## What is expected
Track down the lines that contain "screenshot" and copy them.
::: Information shown :::
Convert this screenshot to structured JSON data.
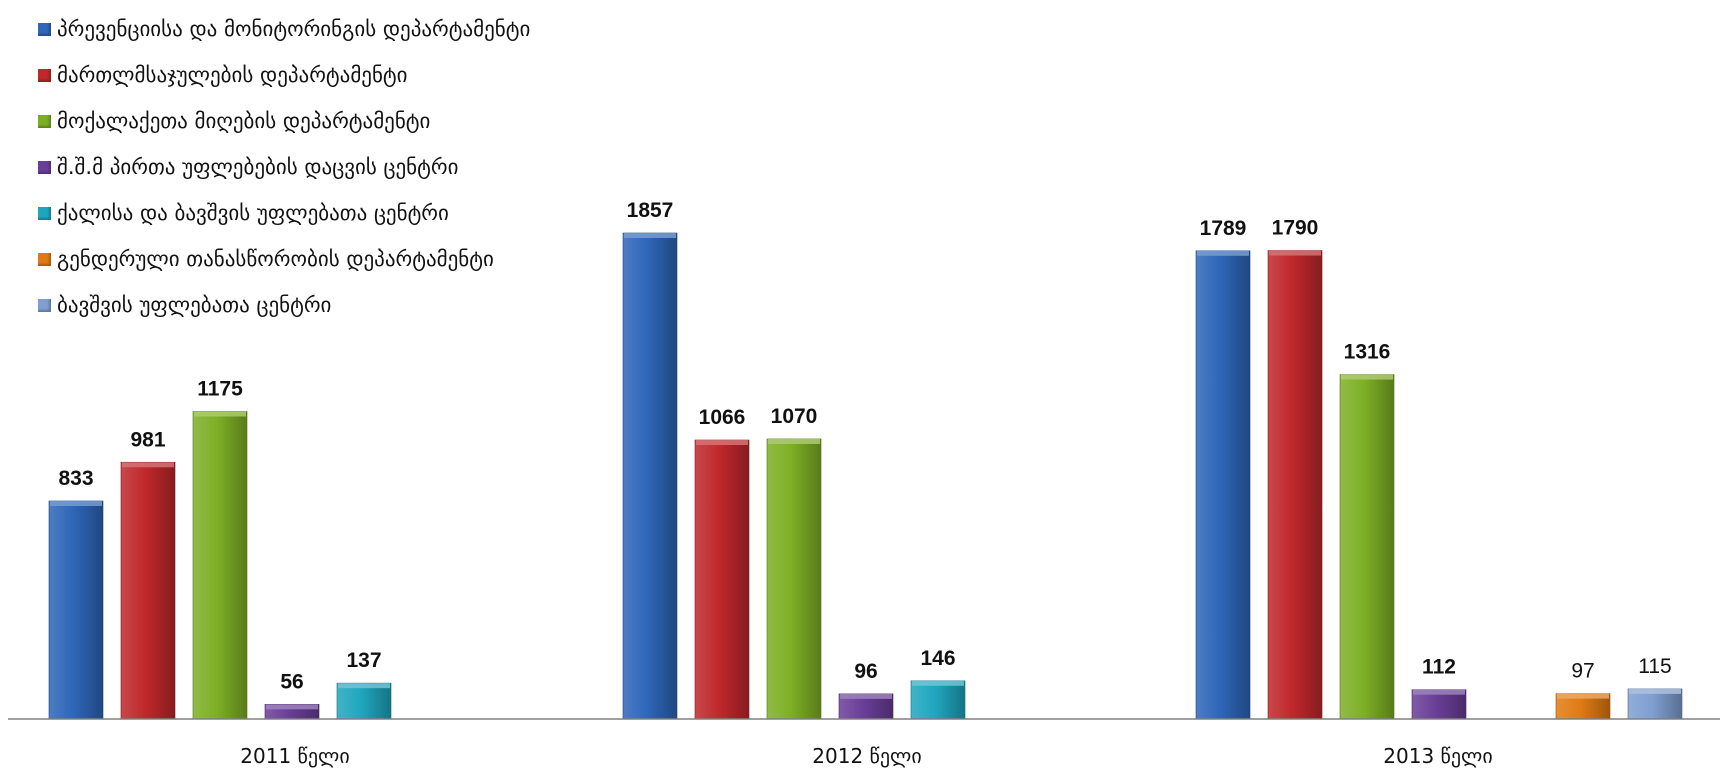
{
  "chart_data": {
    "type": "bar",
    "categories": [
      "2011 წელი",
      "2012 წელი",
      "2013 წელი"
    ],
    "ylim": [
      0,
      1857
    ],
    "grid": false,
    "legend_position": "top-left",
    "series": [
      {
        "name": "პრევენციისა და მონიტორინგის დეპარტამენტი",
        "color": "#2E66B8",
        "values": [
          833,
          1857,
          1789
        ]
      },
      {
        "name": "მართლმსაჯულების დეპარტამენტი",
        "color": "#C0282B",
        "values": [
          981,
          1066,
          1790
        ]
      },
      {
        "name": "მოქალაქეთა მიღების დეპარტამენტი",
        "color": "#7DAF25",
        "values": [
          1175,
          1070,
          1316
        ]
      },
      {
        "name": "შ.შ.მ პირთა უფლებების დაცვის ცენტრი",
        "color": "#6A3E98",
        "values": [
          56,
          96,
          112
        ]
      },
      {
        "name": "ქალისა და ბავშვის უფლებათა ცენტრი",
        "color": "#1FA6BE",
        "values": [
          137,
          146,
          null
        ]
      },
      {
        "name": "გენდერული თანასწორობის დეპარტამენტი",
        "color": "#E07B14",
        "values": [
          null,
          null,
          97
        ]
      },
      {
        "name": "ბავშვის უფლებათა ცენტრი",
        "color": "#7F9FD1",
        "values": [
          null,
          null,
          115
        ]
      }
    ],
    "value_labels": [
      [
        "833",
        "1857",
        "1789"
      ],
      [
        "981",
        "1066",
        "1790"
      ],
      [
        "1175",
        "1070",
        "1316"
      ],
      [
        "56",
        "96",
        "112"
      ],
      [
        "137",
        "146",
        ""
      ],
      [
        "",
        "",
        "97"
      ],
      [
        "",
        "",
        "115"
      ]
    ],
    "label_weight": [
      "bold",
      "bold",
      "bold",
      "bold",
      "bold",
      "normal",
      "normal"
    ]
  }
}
:::
::: Information shown :::
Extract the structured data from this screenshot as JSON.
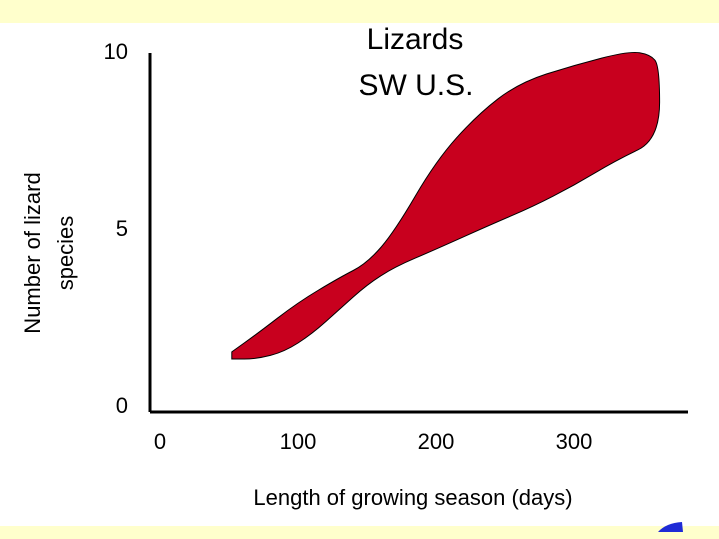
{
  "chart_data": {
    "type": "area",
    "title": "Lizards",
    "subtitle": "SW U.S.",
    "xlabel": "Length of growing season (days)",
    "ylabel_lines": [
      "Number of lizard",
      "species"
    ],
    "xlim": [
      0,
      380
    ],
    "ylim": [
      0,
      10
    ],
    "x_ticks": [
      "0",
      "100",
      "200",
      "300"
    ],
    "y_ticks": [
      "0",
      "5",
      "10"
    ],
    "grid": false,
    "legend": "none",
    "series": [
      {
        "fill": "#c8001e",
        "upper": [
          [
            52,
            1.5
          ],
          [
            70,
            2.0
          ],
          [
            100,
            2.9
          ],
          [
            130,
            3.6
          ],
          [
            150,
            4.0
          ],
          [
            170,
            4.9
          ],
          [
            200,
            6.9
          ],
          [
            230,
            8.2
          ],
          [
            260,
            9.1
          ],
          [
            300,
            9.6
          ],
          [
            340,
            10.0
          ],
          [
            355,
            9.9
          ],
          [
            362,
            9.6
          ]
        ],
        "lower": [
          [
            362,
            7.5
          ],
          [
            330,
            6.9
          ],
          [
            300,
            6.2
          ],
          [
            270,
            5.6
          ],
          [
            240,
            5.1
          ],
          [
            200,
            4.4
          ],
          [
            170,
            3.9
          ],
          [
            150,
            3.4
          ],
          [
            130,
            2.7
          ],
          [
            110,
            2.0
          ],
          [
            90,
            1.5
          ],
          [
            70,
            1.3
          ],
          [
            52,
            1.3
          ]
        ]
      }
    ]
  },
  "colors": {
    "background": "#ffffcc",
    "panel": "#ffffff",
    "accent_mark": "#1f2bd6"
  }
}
:::
## Task result
Convert this screenshot to structured JSON data.
Extract the structured data from this screenshot as JSON.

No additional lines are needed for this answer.